• PROBLEM REQUIREMENTS
Identify each line holding the string "counter" and copy it.

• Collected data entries
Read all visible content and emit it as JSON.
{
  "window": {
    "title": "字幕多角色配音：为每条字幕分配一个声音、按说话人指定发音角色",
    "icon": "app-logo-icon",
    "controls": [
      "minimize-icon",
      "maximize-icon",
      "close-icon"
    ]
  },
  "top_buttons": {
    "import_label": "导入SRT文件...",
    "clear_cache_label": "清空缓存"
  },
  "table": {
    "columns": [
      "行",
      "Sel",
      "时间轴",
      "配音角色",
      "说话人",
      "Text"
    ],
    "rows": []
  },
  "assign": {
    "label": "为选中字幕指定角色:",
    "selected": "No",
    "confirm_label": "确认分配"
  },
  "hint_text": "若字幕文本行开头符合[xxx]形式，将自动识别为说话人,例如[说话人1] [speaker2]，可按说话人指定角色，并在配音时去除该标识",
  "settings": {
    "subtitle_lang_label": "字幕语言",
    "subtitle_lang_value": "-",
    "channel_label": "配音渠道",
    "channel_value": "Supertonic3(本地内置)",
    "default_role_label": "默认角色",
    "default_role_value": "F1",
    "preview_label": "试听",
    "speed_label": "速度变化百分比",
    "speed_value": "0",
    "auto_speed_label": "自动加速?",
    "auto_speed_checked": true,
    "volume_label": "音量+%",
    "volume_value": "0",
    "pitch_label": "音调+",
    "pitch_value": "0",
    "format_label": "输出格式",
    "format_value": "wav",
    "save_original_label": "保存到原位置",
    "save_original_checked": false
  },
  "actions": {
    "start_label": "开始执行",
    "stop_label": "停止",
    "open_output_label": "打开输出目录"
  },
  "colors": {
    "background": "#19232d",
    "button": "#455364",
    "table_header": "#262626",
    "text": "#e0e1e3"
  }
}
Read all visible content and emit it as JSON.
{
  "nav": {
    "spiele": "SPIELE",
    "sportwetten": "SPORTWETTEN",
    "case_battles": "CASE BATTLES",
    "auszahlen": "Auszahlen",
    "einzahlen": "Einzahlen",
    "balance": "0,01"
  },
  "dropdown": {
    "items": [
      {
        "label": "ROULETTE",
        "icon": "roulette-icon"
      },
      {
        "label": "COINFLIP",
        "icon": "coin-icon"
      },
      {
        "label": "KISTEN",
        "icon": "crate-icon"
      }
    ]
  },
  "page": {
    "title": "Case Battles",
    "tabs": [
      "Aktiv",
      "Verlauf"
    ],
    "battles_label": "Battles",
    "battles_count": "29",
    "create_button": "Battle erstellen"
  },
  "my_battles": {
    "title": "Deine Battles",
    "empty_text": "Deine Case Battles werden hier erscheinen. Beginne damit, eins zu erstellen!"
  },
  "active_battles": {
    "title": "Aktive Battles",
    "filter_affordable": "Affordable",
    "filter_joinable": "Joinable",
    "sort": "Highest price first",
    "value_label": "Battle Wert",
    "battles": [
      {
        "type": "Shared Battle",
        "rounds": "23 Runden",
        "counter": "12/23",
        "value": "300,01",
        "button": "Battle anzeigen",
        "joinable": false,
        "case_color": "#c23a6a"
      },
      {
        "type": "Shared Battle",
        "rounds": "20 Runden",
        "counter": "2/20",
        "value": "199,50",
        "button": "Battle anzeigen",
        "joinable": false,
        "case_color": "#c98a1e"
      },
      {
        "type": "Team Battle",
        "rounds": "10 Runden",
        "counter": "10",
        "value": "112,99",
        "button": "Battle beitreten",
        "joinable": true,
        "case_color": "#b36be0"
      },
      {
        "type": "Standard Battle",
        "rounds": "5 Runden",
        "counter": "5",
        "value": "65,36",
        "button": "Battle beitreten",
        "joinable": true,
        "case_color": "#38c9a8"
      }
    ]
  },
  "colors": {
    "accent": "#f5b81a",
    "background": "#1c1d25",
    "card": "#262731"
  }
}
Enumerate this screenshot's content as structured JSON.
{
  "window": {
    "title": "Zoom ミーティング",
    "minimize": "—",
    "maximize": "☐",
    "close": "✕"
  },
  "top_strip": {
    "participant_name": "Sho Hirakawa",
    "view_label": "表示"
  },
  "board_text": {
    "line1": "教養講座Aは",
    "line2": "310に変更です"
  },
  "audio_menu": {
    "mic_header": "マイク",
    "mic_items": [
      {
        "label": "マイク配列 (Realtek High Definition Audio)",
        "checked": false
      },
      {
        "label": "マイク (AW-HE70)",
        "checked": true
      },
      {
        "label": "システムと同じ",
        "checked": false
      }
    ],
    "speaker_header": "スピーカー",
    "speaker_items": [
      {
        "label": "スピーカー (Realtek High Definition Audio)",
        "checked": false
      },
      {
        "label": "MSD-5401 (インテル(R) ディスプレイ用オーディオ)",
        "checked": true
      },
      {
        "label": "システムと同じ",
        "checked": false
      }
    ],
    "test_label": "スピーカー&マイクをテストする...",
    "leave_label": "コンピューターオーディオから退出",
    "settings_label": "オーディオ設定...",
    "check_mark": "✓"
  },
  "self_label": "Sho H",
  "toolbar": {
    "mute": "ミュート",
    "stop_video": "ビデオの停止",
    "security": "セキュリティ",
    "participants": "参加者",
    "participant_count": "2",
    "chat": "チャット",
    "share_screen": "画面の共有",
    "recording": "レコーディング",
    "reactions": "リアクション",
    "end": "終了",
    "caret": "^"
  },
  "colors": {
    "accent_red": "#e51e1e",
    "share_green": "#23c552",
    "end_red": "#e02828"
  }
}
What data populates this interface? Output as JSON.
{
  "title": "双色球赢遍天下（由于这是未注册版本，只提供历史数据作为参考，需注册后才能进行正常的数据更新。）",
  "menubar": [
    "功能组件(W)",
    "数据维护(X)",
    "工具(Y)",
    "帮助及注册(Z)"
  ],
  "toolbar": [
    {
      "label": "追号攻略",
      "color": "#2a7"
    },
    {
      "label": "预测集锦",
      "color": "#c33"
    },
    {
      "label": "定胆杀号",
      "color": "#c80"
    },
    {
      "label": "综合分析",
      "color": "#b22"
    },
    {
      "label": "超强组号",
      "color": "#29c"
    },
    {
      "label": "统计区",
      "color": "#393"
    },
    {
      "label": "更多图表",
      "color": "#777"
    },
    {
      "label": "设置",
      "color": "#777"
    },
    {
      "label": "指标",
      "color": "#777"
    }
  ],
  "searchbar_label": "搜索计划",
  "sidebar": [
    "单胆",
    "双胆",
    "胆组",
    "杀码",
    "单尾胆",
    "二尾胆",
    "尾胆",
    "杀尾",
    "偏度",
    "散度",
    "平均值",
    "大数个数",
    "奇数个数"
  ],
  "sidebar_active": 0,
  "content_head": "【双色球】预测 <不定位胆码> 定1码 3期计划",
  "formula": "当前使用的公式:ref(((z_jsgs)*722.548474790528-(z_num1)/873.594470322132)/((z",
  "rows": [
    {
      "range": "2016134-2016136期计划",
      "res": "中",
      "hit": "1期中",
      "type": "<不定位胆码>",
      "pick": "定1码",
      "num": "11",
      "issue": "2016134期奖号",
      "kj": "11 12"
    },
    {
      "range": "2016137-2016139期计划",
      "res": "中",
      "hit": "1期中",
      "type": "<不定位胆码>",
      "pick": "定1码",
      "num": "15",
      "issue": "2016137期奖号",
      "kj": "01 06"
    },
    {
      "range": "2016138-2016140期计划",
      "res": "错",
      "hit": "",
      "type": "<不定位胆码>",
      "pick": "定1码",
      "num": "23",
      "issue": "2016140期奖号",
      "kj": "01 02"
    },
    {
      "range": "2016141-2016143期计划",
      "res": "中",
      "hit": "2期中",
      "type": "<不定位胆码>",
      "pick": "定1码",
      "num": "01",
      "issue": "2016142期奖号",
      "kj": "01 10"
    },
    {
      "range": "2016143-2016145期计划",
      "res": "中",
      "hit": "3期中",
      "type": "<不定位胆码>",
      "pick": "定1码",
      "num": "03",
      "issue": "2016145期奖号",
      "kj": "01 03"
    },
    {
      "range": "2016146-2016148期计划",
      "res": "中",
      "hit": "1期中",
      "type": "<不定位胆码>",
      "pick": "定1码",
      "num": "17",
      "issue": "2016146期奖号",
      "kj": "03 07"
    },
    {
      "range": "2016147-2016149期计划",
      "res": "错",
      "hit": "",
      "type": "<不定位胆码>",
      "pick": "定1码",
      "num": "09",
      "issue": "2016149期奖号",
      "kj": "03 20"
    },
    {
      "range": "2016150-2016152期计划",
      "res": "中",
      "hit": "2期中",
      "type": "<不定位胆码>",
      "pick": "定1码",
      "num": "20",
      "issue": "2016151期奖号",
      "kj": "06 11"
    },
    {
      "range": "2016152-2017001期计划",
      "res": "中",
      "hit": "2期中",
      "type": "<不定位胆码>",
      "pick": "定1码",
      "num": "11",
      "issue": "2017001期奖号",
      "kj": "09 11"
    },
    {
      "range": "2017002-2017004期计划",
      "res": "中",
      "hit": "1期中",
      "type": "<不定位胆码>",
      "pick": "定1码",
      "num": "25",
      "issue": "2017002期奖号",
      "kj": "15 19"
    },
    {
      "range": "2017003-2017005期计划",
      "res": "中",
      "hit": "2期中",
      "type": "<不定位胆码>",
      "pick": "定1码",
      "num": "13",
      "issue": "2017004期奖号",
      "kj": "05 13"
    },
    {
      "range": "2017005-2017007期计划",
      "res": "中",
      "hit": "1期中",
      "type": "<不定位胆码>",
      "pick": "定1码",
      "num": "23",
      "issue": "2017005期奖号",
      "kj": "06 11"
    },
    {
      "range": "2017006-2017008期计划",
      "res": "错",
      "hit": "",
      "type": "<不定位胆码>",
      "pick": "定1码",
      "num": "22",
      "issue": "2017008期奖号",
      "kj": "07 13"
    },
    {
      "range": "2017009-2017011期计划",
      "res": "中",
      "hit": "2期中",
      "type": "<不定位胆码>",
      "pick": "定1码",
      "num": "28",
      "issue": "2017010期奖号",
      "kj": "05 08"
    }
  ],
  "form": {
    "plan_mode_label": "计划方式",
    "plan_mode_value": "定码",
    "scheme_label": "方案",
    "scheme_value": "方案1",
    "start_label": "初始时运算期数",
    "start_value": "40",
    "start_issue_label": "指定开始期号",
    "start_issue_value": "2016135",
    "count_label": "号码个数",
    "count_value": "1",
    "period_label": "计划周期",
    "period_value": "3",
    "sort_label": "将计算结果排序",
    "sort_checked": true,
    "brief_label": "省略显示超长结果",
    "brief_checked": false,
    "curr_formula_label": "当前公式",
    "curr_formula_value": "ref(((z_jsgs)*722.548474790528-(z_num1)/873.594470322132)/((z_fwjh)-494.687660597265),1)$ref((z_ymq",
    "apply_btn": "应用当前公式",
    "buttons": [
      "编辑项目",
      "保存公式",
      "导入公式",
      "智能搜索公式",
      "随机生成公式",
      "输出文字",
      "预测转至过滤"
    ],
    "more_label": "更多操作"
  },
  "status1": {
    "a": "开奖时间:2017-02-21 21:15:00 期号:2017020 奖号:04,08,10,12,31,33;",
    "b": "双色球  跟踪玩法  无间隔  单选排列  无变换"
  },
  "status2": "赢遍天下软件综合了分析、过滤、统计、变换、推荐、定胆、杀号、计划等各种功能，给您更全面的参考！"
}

• FINISHED TASK
        "counter": "12/23",
        "counter": "2/20",
        "counter": "10",
        "counter": "5",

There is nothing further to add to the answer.